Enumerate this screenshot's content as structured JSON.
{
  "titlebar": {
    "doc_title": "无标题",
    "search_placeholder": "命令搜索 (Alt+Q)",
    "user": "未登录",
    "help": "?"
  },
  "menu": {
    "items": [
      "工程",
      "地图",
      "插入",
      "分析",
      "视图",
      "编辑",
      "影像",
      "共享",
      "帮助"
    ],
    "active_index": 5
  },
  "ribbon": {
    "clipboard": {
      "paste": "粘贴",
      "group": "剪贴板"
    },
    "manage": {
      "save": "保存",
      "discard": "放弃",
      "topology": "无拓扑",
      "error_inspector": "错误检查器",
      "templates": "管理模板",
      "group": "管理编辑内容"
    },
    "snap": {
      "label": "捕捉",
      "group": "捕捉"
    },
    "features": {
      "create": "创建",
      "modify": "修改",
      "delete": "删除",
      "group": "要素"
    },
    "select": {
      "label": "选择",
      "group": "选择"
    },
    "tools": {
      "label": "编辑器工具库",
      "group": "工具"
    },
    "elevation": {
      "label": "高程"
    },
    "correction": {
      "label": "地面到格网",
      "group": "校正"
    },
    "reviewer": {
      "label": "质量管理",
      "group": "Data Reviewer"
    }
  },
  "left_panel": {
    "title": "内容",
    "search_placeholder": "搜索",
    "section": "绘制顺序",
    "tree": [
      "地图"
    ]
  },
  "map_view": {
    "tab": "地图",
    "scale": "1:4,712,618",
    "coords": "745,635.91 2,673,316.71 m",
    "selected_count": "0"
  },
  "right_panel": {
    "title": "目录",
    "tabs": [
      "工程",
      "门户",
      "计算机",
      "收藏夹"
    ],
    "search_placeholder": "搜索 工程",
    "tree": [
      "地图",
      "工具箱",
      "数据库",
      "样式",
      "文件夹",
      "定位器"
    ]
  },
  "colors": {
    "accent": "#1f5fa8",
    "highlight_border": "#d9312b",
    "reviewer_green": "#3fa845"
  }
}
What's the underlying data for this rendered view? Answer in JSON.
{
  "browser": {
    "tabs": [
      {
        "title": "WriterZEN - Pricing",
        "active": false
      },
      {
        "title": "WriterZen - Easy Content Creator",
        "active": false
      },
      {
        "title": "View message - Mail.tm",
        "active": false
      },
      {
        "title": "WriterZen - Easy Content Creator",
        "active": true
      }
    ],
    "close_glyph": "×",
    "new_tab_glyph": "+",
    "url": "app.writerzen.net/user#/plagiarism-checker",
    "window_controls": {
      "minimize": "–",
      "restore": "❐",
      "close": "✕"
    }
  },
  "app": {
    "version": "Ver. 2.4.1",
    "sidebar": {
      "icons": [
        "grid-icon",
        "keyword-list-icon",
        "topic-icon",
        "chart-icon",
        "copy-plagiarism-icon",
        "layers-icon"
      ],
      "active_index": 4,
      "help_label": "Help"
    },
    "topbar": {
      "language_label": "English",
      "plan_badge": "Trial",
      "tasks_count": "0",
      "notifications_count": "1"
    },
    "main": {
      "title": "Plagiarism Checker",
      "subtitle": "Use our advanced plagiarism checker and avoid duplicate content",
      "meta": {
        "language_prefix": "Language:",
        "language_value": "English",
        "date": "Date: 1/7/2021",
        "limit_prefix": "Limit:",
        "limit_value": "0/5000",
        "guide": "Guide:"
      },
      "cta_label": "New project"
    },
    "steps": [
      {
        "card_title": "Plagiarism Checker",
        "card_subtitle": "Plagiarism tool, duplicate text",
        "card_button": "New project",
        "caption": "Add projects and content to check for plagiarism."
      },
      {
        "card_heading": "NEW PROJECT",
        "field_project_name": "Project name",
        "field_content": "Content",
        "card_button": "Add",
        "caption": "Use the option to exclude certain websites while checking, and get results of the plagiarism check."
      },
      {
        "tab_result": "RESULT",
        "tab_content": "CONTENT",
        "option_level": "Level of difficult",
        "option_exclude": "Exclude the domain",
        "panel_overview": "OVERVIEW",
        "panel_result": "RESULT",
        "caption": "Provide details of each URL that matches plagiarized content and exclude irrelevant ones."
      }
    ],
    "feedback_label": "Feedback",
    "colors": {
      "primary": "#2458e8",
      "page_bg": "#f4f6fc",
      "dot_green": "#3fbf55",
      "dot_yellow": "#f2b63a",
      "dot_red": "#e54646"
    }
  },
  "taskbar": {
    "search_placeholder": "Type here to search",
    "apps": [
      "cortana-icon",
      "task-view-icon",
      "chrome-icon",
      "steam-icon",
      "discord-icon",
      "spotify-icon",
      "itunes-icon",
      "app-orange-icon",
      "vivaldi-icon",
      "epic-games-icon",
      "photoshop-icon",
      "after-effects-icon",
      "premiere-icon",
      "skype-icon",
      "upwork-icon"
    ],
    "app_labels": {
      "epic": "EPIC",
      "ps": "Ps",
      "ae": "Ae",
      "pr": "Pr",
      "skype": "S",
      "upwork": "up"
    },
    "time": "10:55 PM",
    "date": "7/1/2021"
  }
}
+-------+
REQUEST: Extract the complete listing verbatim.

RESPONSE:
Enumerate this screenshot's content as structured JSON.
{
  "titlebar": {
    "doc_title": "无标题",
    "search_placeholder": "命令搜索 (Alt+Q)",
    "user": "未登录",
    "help": "?"
  },
  "menu": {
    "items": [
      "工程",
      "地图",
      "插入",
      "分析",
      "视图",
      "编辑",
      "影像",
      "共享",
      "帮助"
    ],
    "active_index": 5
  },
  "ribbon": {
    "clipboard": {
      "paste": "粘贴",
      "group": "剪贴板"
    },
    "manage": {
      "save": "保存",
      "discard": "放弃",
      "topology": "无拓扑",
      "error_inspector": "错误检查器",
      "templates": "管理模板",
      "group": "管理编辑内容"
    },
    "snap": {
      "label": "捕捉",
      "group": "捕捉"
    },
    "features": {
      "create": "创建",
      "modify": "修改",
      "delete": "删除",
      "group": "要素"
    },
    "select": {
      "label": "选择",
      "group": "选择"
    },
    "tools": {
      "label": "编辑器工具库",
      "group": "工具"
    },
    "elevation": {
      "label": "高程"
    },
    "correction": {
      "label": "地面到格网",
      "group": "校正"
    },
    "reviewer": {
      "label": "质量管理",
      "group": "Data Reviewer"
    }
  },
  "left_panel": {
    "title": "内容",
    "search_placeholder": "搜索",
    "section": "绘制顺序",
    "tree": [
      "地图"
    ]
  },
  "map_view": {
    "tab": "地图",
    "scale": "1:4,712,618",
    "coords": "745,635.91 2,673,316.71 m",
    "selected_count": "0"
  },
  "right_panel": {
    "title": "目录",
    "tabs": [
      "工程",
      "门户",
      "计算机",
      "收藏夹"
    ],
    "search_placeholder": "搜索 工程",
    "tree": [
      "地图",
      "工具箱",
      "数据库",
      "样式",
      "文件夹",
      "定位器"
    ]
  },
  "colors": {
    "accent": "#1f5fa8",
    "highlight_border": "#d9312b",
    "reviewer_green": "#3fa845"
  }
}
What's the underlying data for this rendered view? Answer in JSON.
{
  "browser": {
    "tabs": [
      {
        "title": "WriterZEN - Pricing",
        "active": false
      },
      {
        "title": "WriterZen - Easy Content Creator",
        "active": false
      },
      {
        "title": "View message - Mail.tm",
        "active": false
      },
      {
        "title": "WriterZen - Easy Content Creator",
        "active": true
      }
    ],
    "close_glyph": "×",
    "new_tab_glyph": "+",
    "url": "app.writerzen.net/user#/plagiarism-checker",
    "window_controls": {
      "minimize": "–",
      "restore": "❐",
      "close": "✕"
    }
  },
  "app": {
    "version": "Ver. 2.4.1",
    "sidebar": {
      "icons": [
        "grid-icon",
        "keyword-list-icon",
        "topic-icon",
        "chart-icon",
        "copy-plagiarism-icon",
        "layers-icon"
      ],
      "active_index": 4,
      "help_label": "Help"
    },
    "topbar": {
      "language_label": "English",
      "plan_badge": "Trial",
      "tasks_count": "0",
      "notifications_count": "1"
    },
    "main": {
      "title": "Plagiarism Checker",
      "subtitle": "Use our advanced plagiarism checker and avoid duplicate content",
      "meta": {
        "language_prefix": "Language:",
        "language_value": "English",
        "date": "Date: 1/7/2021",
        "limit_prefix": "Limit:",
        "limit_value": "0/5000",
        "guide": "Guide:"
      },
      "cta_label": "New project"
    },
    "steps": [
      {
        "card_title": "Plagiarism Checker",
        "card_subtitle": "Plagiarism tool, duplicate text",
        "card_button": "New project",
        "caption": "Add projects and content to check for plagiarism."
      },
      {
        "card_heading": "NEW PROJECT",
        "field_project_name": "Project name",
        "field_content": "Content",
        "card_button": "Add",
        "caption": "Use the option to exclude certain websites while checking, and get results of the plagiarism check."
      },
      {
        "tab_result": "RESULT",
        "tab_content": "CONTENT",
        "option_level": "Level of difficult",
        "option_exclude": "Exclude the domain",
        "panel_overview": "OVERVIEW",
        "panel_result": "RESULT",
        "caption": "Provide details of each URL that matches plagiarized content and exclude irrelevant ones."
      }
    ],
    "feedback_label": "Feedback",
    "colors": {
      "primary": "#2458e8",
      "page_bg": "#f4f6fc",
      "dot_green": "#3fbf55",
      "dot_yellow": "#f2b63a",
      "dot_red": "#e54646"
    }
  },
  "taskbar": {
    "search_placeholder": "Type here to search",
    "apps": [
      "cortana-icon",
      "task-view-icon",
      "chrome-icon",
      "steam-icon",
      "discord-icon",
      "spotify-icon",
      "itunes-icon",
      "app-orange-icon",
      "vivaldi-icon",
      "epic-games-icon",
      "photoshop-icon",
      "after-effects-icon",
      "premiere-icon",
      "skype-icon",
      "upwork-icon"
    ],
    "app_labels": {
      "epic": "EPIC",
      "ps": "Ps",
      "ae": "Ae",
      "pr": "Pr",
      "skype": "S",
      "upwork": "up"
    },
    "time": "10:55 PM",
    "date": "7/1/2021"
  }
}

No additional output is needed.